◆ Requirement
Take every line that has the string "JSON" and copy it out.

◆ Extracted data
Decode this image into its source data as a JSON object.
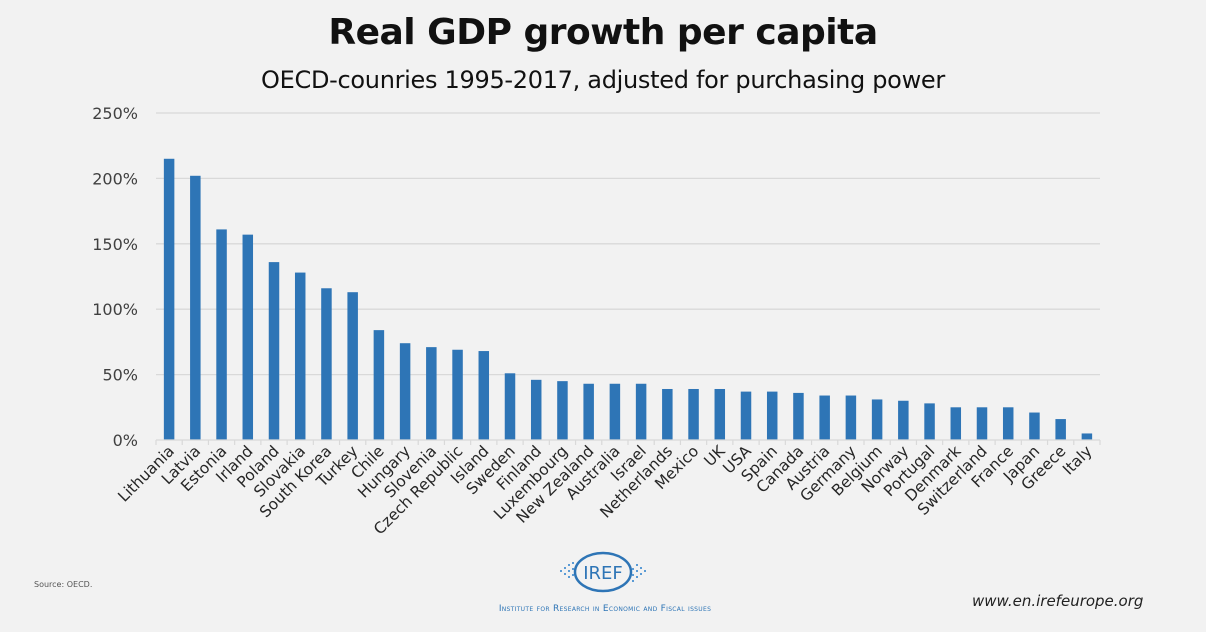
{
  "chart_data": {
    "type": "bar",
    "title": "Real GDP growth per capita",
    "subtitle": "OECD-counries 1995-2017, adjusted for purchasing power",
    "xlabel": "",
    "ylabel": "",
    "ylim": [
      0,
      250
    ],
    "yticks": [
      0,
      50,
      100,
      150,
      200,
      250
    ],
    "ytick_labels": [
      "0%",
      "50%",
      "100%",
      "150%",
      "200%",
      "250%"
    ],
    "grid": true,
    "legend": "none",
    "bar_color": "#2e75b6",
    "categories": [
      "Lithuania",
      "Latvia",
      "Estonia",
      "Irland",
      "Poland",
      "Slovakia",
      "South Korea",
      "Turkey",
      "Chile",
      "Hungary",
      "Slovenia",
      "Czech Republic",
      "Island",
      "Sweden",
      "Finland",
      "Luxembourg",
      "New Zealand",
      "Australia",
      "Israel",
      "Netherlands",
      "Mexico",
      "UK",
      "USA",
      "Spain",
      "Canada",
      "Austria",
      "Germany",
      "Belgium",
      "Norway",
      "Portugal",
      "Denmark",
      "Switzerland",
      "France",
      "Japan",
      "Greece",
      "Italy"
    ],
    "values": [
      215,
      202,
      161,
      157,
      136,
      128,
      116,
      113,
      84,
      74,
      71,
      69,
      68,
      51,
      46,
      45,
      43,
      43,
      43,
      39,
      39,
      39,
      37,
      37,
      36,
      34,
      34,
      31,
      30,
      28,
      25,
      25,
      25,
      21,
      16,
      5
    ]
  },
  "footer": {
    "source": "Source: OECD.",
    "logo_text": "IREF",
    "institute": "Institute for Research in Economic and Fiscal issues",
    "website": "www.en.irefeurope.org"
  }
}
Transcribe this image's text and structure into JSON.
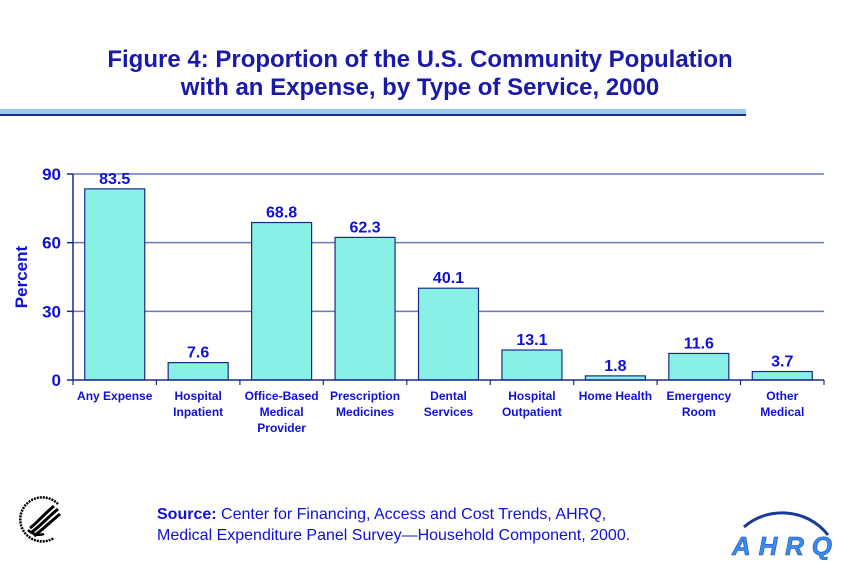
{
  "title": {
    "line1": "Figure 4: Proportion of the U.S. Community Population",
    "line2": "with an Expense, by Type of Service, 2000"
  },
  "source": {
    "label": "Source:",
    "line1": " Center for Financing, Access and Cost Trends, AHRQ,",
    "line2": "Medical Expenditure Panel Survey—Household Component, 2000."
  },
  "logos": {
    "left": "hhs-eagle-seal",
    "right": "AHRQ"
  },
  "colors": {
    "bar_fill": "#88f0e4",
    "bar_border": "#1a2a8a",
    "text": "#1010d8",
    "gridline": "#6a78b8"
  },
  "chart_data": {
    "type": "bar",
    "title": "Figure 4: Proportion of the U.S. Community Population with an Expense, by Type of Service, 2000",
    "xlabel": "",
    "ylabel": "Percent",
    "ylim": [
      0,
      90
    ],
    "yticks": [
      0,
      30,
      60,
      90
    ],
    "grid": true,
    "legend": "none",
    "categories": [
      [
        "Any Expense"
      ],
      [
        "Hospital",
        "Inpatient"
      ],
      [
        "Office-Based",
        "Medical",
        "Provider"
      ],
      [
        "Prescription",
        "Medicines"
      ],
      [
        "Dental",
        "Services"
      ],
      [
        "Hospital",
        "Outpatient"
      ],
      [
        "Home Health"
      ],
      [
        "Emergency",
        "Room"
      ],
      [
        "Other",
        "Medical"
      ]
    ],
    "values": [
      83.5,
      7.6,
      68.8,
      62.3,
      40.1,
      13.1,
      1.8,
      11.6,
      3.7
    ],
    "data_labels": [
      "83.5",
      "7.6",
      "68.8",
      "62.3",
      "40.1",
      "13.1",
      "1.8",
      "11.6",
      "3.7"
    ]
  }
}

◆ Task response
Decode this image into its source data as a JSON object.
Transcribe this image's text and structure into JSON.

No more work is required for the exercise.